▶ 課題
データの最初の行から「Polygon shape [158,639,422,714]」を含む行までを、両端の行も含めて一字一句そのまま書き写しなさい。

(データのまとまり)

§

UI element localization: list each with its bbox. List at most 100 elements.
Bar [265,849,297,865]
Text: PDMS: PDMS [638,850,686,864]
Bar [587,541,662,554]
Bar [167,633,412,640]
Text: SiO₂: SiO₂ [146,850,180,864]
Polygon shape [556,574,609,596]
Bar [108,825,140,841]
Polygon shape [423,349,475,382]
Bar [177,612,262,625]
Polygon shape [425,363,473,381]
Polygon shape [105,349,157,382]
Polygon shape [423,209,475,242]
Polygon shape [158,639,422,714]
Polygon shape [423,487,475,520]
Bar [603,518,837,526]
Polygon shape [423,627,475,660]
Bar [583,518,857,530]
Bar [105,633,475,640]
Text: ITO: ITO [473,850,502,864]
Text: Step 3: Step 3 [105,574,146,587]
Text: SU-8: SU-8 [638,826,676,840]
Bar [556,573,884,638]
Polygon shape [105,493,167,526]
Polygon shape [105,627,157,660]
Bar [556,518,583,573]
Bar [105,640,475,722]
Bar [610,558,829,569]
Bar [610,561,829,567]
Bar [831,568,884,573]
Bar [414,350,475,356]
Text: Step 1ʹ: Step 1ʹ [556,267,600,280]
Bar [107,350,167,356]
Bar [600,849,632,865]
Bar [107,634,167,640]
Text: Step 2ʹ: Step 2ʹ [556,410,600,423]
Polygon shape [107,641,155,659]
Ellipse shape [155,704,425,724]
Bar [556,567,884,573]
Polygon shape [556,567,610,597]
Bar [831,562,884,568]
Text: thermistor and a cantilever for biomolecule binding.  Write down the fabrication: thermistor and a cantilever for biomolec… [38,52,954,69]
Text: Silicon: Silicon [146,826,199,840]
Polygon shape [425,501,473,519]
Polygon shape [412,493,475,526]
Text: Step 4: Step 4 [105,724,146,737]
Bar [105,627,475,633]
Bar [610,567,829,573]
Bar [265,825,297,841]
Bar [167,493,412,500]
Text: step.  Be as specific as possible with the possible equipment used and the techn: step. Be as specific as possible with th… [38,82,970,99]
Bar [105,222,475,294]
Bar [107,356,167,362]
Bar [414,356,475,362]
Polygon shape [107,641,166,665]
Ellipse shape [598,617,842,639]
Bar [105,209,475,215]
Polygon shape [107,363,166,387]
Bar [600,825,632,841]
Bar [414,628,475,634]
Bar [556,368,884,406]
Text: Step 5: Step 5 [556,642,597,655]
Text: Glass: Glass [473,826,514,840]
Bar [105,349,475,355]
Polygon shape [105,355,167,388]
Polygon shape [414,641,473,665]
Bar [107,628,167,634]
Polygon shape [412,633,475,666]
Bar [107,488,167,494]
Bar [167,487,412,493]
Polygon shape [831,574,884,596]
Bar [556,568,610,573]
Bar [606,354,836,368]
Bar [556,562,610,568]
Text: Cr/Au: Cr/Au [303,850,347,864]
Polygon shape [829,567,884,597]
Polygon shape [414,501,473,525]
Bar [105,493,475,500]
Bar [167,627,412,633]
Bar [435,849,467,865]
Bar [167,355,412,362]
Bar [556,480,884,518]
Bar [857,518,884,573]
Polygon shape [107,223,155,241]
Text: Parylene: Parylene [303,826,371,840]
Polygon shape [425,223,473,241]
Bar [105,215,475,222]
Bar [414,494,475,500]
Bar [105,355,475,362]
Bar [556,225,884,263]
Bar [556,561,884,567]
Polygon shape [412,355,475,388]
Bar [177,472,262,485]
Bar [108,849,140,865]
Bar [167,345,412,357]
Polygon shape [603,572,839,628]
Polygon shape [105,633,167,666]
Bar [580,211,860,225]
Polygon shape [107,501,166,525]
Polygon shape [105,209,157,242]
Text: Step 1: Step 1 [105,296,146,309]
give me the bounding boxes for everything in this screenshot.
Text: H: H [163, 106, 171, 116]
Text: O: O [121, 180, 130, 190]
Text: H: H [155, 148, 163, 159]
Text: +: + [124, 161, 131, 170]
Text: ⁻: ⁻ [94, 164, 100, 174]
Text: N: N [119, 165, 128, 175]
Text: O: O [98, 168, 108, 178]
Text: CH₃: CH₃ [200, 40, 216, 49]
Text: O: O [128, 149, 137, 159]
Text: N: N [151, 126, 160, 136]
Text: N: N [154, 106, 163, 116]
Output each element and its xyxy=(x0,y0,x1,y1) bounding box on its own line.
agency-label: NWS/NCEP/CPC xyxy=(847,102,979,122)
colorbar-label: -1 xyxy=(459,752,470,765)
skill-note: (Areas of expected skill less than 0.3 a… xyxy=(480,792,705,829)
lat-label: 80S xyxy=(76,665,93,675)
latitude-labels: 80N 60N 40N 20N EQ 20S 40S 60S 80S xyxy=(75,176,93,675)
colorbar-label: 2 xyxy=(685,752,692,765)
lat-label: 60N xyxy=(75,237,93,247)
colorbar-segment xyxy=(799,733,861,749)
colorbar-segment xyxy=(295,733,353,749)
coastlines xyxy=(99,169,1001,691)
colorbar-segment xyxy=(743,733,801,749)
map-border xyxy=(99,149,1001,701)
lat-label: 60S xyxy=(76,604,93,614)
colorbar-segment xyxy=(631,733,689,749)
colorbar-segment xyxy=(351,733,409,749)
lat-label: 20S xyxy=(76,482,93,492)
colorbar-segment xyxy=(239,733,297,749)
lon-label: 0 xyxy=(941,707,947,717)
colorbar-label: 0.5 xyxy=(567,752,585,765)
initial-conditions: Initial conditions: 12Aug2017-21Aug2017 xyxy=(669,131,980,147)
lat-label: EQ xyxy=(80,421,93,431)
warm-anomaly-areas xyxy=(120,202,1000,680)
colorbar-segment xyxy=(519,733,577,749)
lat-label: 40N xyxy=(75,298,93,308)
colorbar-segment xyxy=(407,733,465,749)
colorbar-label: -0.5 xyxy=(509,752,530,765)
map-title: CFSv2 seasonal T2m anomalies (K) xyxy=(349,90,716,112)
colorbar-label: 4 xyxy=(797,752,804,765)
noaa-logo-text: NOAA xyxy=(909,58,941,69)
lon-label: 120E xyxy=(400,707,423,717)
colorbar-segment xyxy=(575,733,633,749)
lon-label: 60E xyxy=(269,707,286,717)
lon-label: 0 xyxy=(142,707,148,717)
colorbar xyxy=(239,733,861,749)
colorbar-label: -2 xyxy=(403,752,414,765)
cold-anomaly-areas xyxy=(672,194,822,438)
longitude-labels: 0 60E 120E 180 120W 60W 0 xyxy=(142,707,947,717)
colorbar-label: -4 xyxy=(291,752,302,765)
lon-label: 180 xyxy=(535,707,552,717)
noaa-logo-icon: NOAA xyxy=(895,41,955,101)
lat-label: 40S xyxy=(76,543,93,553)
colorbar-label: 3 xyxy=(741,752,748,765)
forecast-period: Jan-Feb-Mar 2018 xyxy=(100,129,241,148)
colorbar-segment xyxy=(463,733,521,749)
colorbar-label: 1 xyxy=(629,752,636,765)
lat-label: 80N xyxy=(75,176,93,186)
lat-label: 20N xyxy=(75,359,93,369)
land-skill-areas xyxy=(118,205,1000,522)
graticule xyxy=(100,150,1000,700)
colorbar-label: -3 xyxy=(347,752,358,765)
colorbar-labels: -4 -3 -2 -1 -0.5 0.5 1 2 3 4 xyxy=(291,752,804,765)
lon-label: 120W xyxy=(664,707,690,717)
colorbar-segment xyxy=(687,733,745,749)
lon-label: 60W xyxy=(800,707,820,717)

§

▶ 解答例
UI element localization: list each with its bbox. List at most 100 elements.
Bar [265,849,297,865]
Text: PDMS: PDMS [638,850,686,864]
Bar [587,541,662,554]
Bar [167,633,412,640]
Text: SiO₂: SiO₂ [146,850,180,864]
Polygon shape [556,574,609,596]
Bar [108,825,140,841]
Polygon shape [423,349,475,382]
Bar [177,612,262,625]
Polygon shape [425,363,473,381]
Polygon shape [105,349,157,382]
Polygon shape [423,209,475,242]
Polygon shape [158,639,422,714]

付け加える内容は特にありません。